■ AVAILABLE RECORDS ■
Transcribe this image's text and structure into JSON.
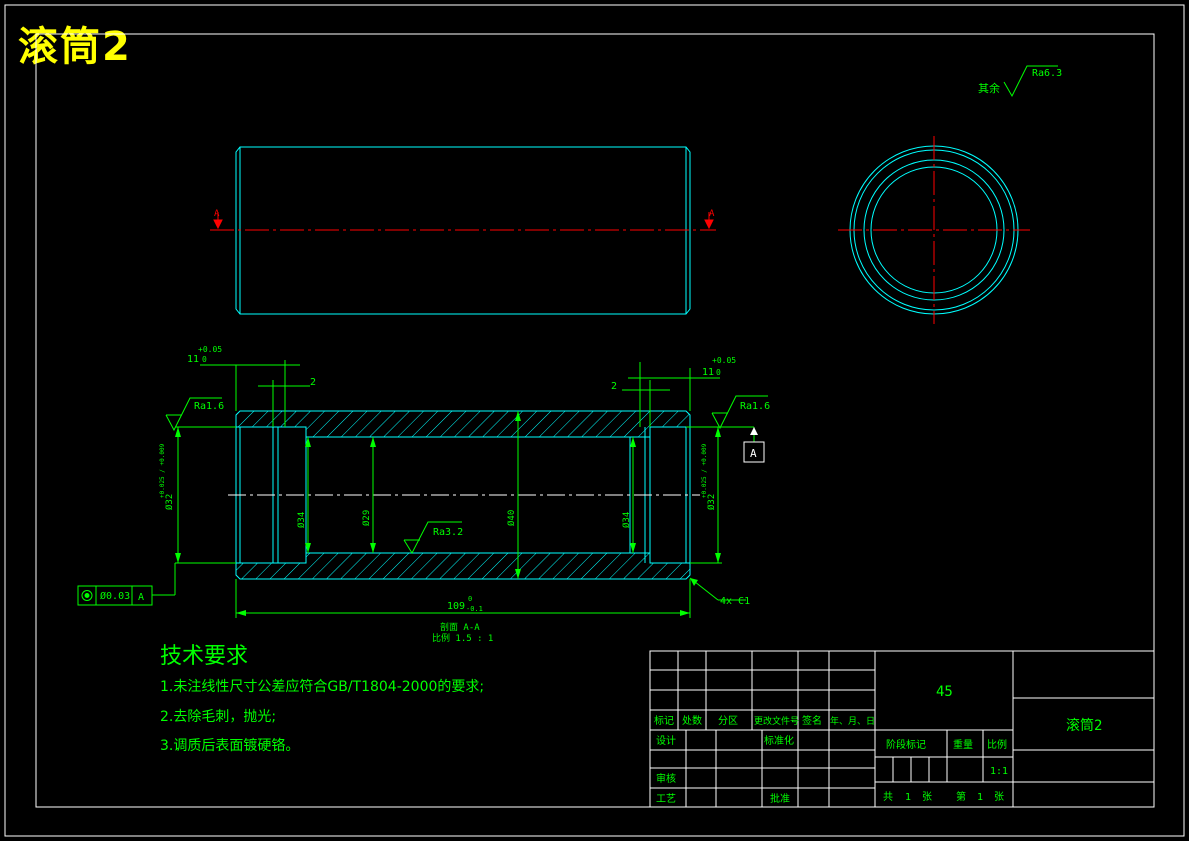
{
  "title": "滚筒2",
  "colors": {
    "background": "#000000",
    "frame": "#ffffff",
    "outline": "#00ffff",
    "centerline": "#ff0000",
    "dimension": "#00ff00",
    "title_text": "#ffff00"
  },
  "views": {
    "section_label": "A",
    "roughness_other": "其余",
    "roughness_other_value": "Ra6.3",
    "roughness_left": "Ra1.6",
    "roughness_right": "Ra1.6",
    "roughness_inner": "Ra3.2",
    "datum": "A",
    "runout_value": "0.03",
    "runout_datum": "A",
    "chamfer": "4x C1",
    "section_caption": "剖面 A-A",
    "section_scale": "比例 1.5 : 1"
  },
  "dimensions": {
    "left_depth": "11",
    "left_depth_upper": "+0.05",
    "left_depth_lower": "0",
    "right_depth": "11",
    "right_depth_upper": "+0.05",
    "right_depth_lower": "0",
    "left_groove": "2",
    "right_groove": "2",
    "left_outer_dia": "Ø32",
    "left_outer_tol": "+0.025 / +0.009",
    "right_outer_dia": "Ø32",
    "right_outer_tol": "+0.025 / +0.009",
    "bore_left": "Ø34",
    "bore_mid": "Ø29",
    "outer_dia": "Ø40",
    "bore_right": "Ø34",
    "length": "109",
    "length_upper": "0",
    "length_lower": "-0.1"
  },
  "requirements": {
    "heading": "技术要求",
    "items": [
      "1.未注线性尺寸公差应符合GB/T1804-2000的要求;",
      "2.去除毛刺，抛光;",
      "3.调质后表面镀硬铬。"
    ]
  },
  "title_block": {
    "material": "45",
    "part_name": "滚筒2",
    "headers": [
      "标记",
      "处数",
      "分区",
      "更改文件号",
      "签名",
      "年、月、日"
    ],
    "design": "设计",
    "standardize": "标准化",
    "review": "审核",
    "process": "工艺",
    "approve": "批准",
    "stage_mark": "阶段标记",
    "weight": "重量",
    "scale_label": "比例",
    "scale_value": "1:1",
    "sheet_total_label": "共",
    "sheet_total": "1",
    "sheet_unit": "张",
    "sheet_no_label": "第",
    "sheet_no": "1",
    "sheet_no_unit": "张"
  }
}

■ WHAT IS ASKED ■
Each record above should be copied character for character, with pictures dropped.

■ EXERCISE ANSWER ■
Transcribe this image's text and structure into JSON.
{
  "title": "滚筒2",
  "colors": {
    "background": "#000000",
    "frame": "#ffffff",
    "outline": "#00ffff",
    "centerline": "#ff0000",
    "dimension": "#00ff00",
    "title_text": "#ffff00"
  },
  "views": {
    "section_label": "A",
    "roughness_other": "其余",
    "roughness_other_value": "Ra6.3",
    "roughness_left": "Ra1.6",
    "roughness_right": "Ra1.6",
    "roughness_inner": "Ra3.2",
    "datum": "A",
    "runout_value": "0.03",
    "runout_datum": "A",
    "chamfer": "4x C1",
    "section_caption": "剖面 A-A",
    "section_scale": "比例 1.5 : 1"
  },
  "dimensions": {
    "left_depth": "11",
    "left_depth_upper": "+0.05",
    "left_depth_lower": "0",
    "right_depth": "11",
    "right_depth_upper": "+0.05",
    "right_depth_lower": "0",
    "left_groove": "2",
    "right_groove": "2",
    "left_outer_dia": "Ø32",
    "left_outer_tol": "+0.025 / +0.009",
    "right_outer_dia": "Ø32",
    "right_outer_tol": "+0.025 / +0.009",
    "bore_left": "Ø34",
    "bore_mid": "Ø29",
    "outer_dia": "Ø40",
    "bore_right": "Ø34",
    "length": "109",
    "length_upper": "0",
    "length_lower": "-0.1"
  },
  "requirements": {
    "heading": "技术要求",
    "items": [
      "1.未注线性尺寸公差应符合GB/T1804-2000的要求;",
      "2.去除毛刺，抛光;",
      "3.调质后表面镀硬铬。"
    ]
  },
  "title_block": {
    "material": "45",
    "part_name": "滚筒2",
    "headers": [
      "标记",
      "处数",
      "分区",
      "更改文件号",
      "签名",
      "年、月、日"
    ],
    "design": "设计",
    "standardize": "标准化",
    "review": "审核",
    "process": "工艺",
    "approve": "批准",
    "stage_mark": "阶段标记",
    "weight": "重量",
    "scale_label": "比例",
    "scale_value": "1:1",
    "sheet_total_label": "共",
    "sheet_total": "1",
    "sheet_unit": "张",
    "sheet_no_label": "第",
    "sheet_no": "1",
    "sheet_no_unit": "张"
  }
}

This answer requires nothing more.